> [What the task asks]
Pictures must be kept out of the copy. Every entry is to be duplicated exactly.

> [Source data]
----------

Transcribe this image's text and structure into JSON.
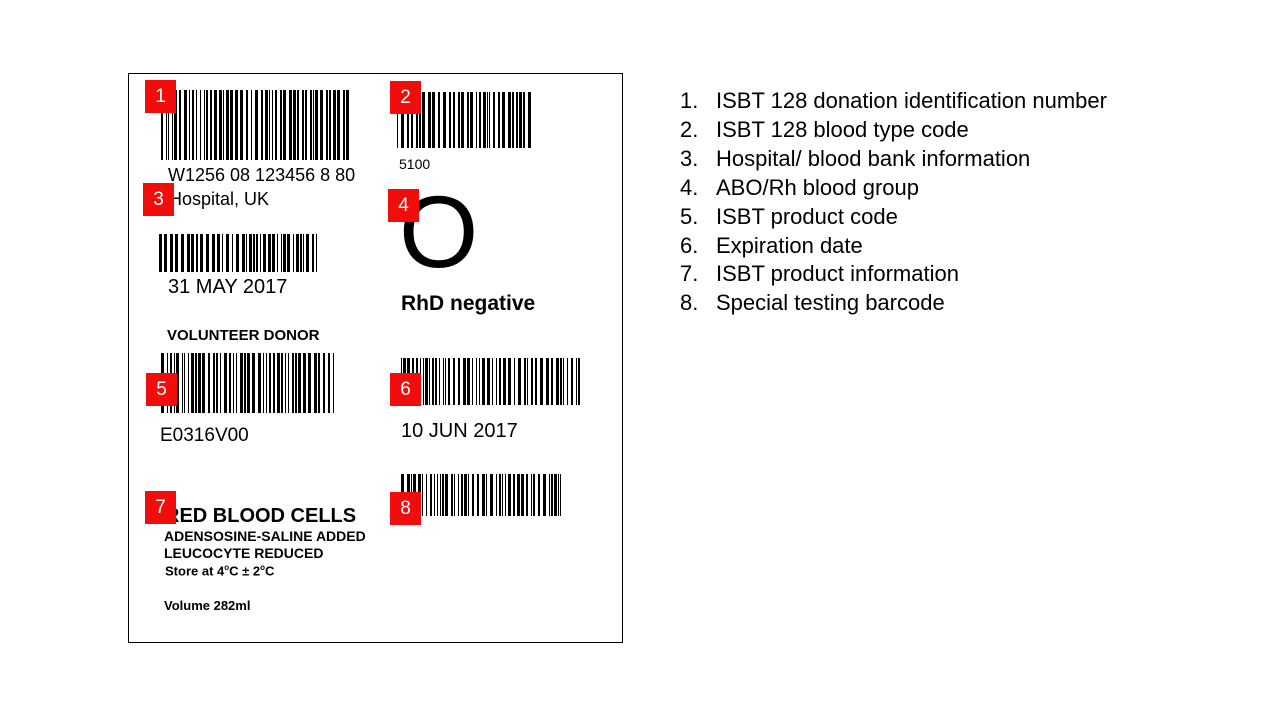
{
  "label": {
    "donation_id": "W1256 08 123456 8 80",
    "hospital": "Hospital, UK",
    "collection_date": "31 MAY 2017",
    "donor_type": "VOLUNTEER DONOR",
    "product_code": "E0316V00",
    "product_name": "RED BLOOD CELLS",
    "product_line1": "ADENSOSINE-SALINE ADDED",
    "product_line2": "LEUCOCYTE REDUCED",
    "storage_prefix": "Store at 4",
    "storage_mid": "C ± 2",
    "storage_suffix": "C",
    "storage_sup": "o",
    "volume": "Volume  282ml",
    "blood_type_code": "5100",
    "abo_group": "O",
    "rh": "RhD negative",
    "expiry_date": "10 JUN 2017"
  },
  "badges": [
    "1",
    "2",
    "3",
    "4",
    "5",
    "6",
    "7",
    "8"
  ],
  "legend": [
    {
      "num": "1.",
      "text": "ISBT 128 donation identification number"
    },
    {
      "num": "2.",
      "text": "ISBT 128 blood type code"
    },
    {
      "num": "3.",
      "text": "Hospital/ blood bank information"
    },
    {
      "num": "4.",
      "text": "ABO/Rh blood group"
    },
    {
      "num": "5.",
      "text": "ISBT product code"
    },
    {
      "num": "6.",
      "text": "Expiration date"
    },
    {
      "num": "7.",
      "text": "ISBT product information"
    },
    {
      "num": "8.",
      "text": "Special testing barcode"
    }
  ],
  "colors": {
    "badge": "#f20d0d",
    "ink": "#000000"
  }
}
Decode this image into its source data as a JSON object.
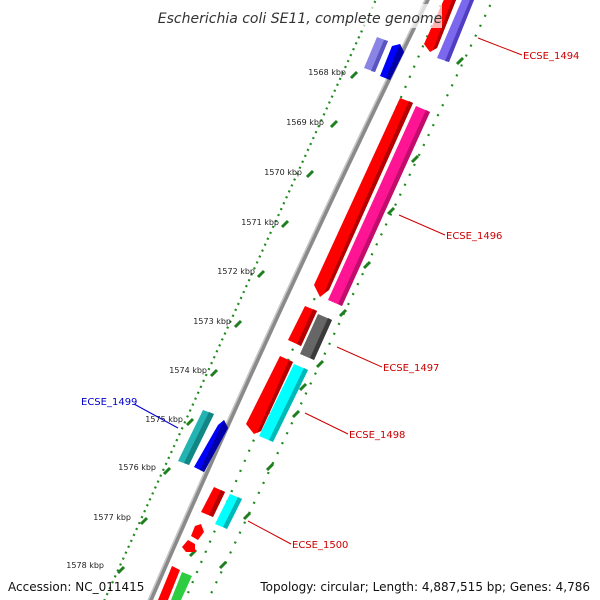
{
  "title": "Escherichia coli SE11, complete genome",
  "footer": {
    "accession": "Accession: NC_011415",
    "summary": "Topology: circular; Length: 4,887,515 bp; Genes: 4,786"
  },
  "ruler": {
    "labels": [
      "1568 kbp",
      "1569 kbp",
      "1570 kbp",
      "1571 kbp",
      "1572 kbp",
      "1573 kbp",
      "1574 kbp",
      "1575 kbp",
      "1576 kbp",
      "1577 kbp",
      "1578 kbp"
    ]
  },
  "colors": {
    "red": "#ff0000",
    "magenta": "#ff1493",
    "cyan": "#00ffff",
    "teal": "#20b2aa",
    "blue": "#0000ff",
    "lavender": "#7b68ee",
    "gray": "#606060",
    "green": "#2ecc40",
    "tick_green": "#2e8b22",
    "label_red": "#cc0000",
    "label_blue": "#0000cc"
  },
  "gene_labels": [
    {
      "id": "gene-label-ecse-1494",
      "text": "ECSE_1494",
      "color": "red"
    },
    {
      "id": "gene-label-ecse-1496",
      "text": "ECSE_1496",
      "color": "red"
    },
    {
      "id": "gene-label-ecse-1497",
      "text": "ECSE_1497",
      "color": "red"
    },
    {
      "id": "gene-label-ecse-1498",
      "text": "ECSE_1498",
      "color": "red"
    },
    {
      "id": "gene-label-ecse-1499",
      "text": "ECSE_1499",
      "color": "blue"
    },
    {
      "id": "gene-label-ecse-1500",
      "text": "ECSE_1500",
      "color": "red"
    }
  ]
}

----------

> [Response]
Transcribe this image's text and structure into JSON.
{
  "label": {
    "donation_id": "W1256 08 123456 8 80",
    "hospital": "Hospital, UK",
    "collection_date": "31 MAY 2017",
    "donor_type": "VOLUNTEER DONOR",
    "product_code": "E0316V00",
    "product_name": "RED BLOOD CELLS",
    "product_line1": "ADENSOSINE-SALINE ADDED",
    "product_line2": "LEUCOCYTE REDUCED",
    "storage_prefix": "Store at 4",
    "storage_mid": "C ± 2",
    "storage_suffix": "C",
    "storage_sup": "o",
    "volume": "Volume  282ml",
    "blood_type_code": "5100",
    "abo_group": "O",
    "rh": "RhD negative",
    "expiry_date": "10 JUN 2017"
  },
  "badges": [
    "1",
    "2",
    "3",
    "4",
    "5",
    "6",
    "7",
    "8"
  ],
  "legend": [
    {
      "num": "1.",
      "text": "ISBT 128 donation identification number"
    },
    {
      "num": "2.",
      "text": "ISBT 128 blood type code"
    },
    {
      "num": "3.",
      "text": "Hospital/ blood bank information"
    },
    {
      "num": "4.",
      "text": "ABO/Rh blood group"
    },
    {
      "num": "5.",
      "text": "ISBT product code"
    },
    {
      "num": "6.",
      "text": "Expiration date"
    },
    {
      "num": "7.",
      "text": "ISBT product information"
    },
    {
      "num": "8.",
      "text": "Special testing barcode"
    }
  ],
  "colors": {
    "badge": "#f20d0d",
    "ink": "#000000"
  }
}
Decode this image into its source data as a JSON object.
{
  "title": "Escherichia coli SE11, complete genome",
  "footer": {
    "accession": "Accession: NC_011415",
    "summary": "Topology: circular; Length: 4,887,515 bp; Genes: 4,786"
  },
  "ruler": {
    "labels": [
      "1568 kbp",
      "1569 kbp",
      "1570 kbp",
      "1571 kbp",
      "1572 kbp",
      "1573 kbp",
      "1574 kbp",
      "1575 kbp",
      "1576 kbp",
      "1577 kbp",
      "1578 kbp"
    ]
  },
  "colors": {
    "red": "#ff0000",
    "magenta": "#ff1493",
    "cyan": "#00ffff",
    "teal": "#20b2aa",
    "blue": "#0000ff",
    "lavender": "#7b68ee",
    "gray": "#606060",
    "green": "#2ecc40",
    "tick_green": "#2e8b22",
    "label_red": "#cc0000",
    "label_blue": "#0000cc"
  },
  "gene_labels": [
    {
      "id": "gene-label-ecse-1494",
      "text": "ECSE_1494",
      "color": "red"
    },
    {
      "id": "gene-label-ecse-1496",
      "text": "ECSE_1496",
      "color": "red"
    },
    {
      "id": "gene-label-ecse-1497",
      "text": "ECSE_1497",
      "color": "red"
    },
    {
      "id": "gene-label-ecse-1498",
      "text": "ECSE_1498",
      "color": "red"
    },
    {
      "id": "gene-label-ecse-1499",
      "text": "ECSE_1499",
      "color": "blue"
    },
    {
      "id": "gene-label-ecse-1500",
      "text": "ECSE_1500",
      "color": "red"
    }
  ]
}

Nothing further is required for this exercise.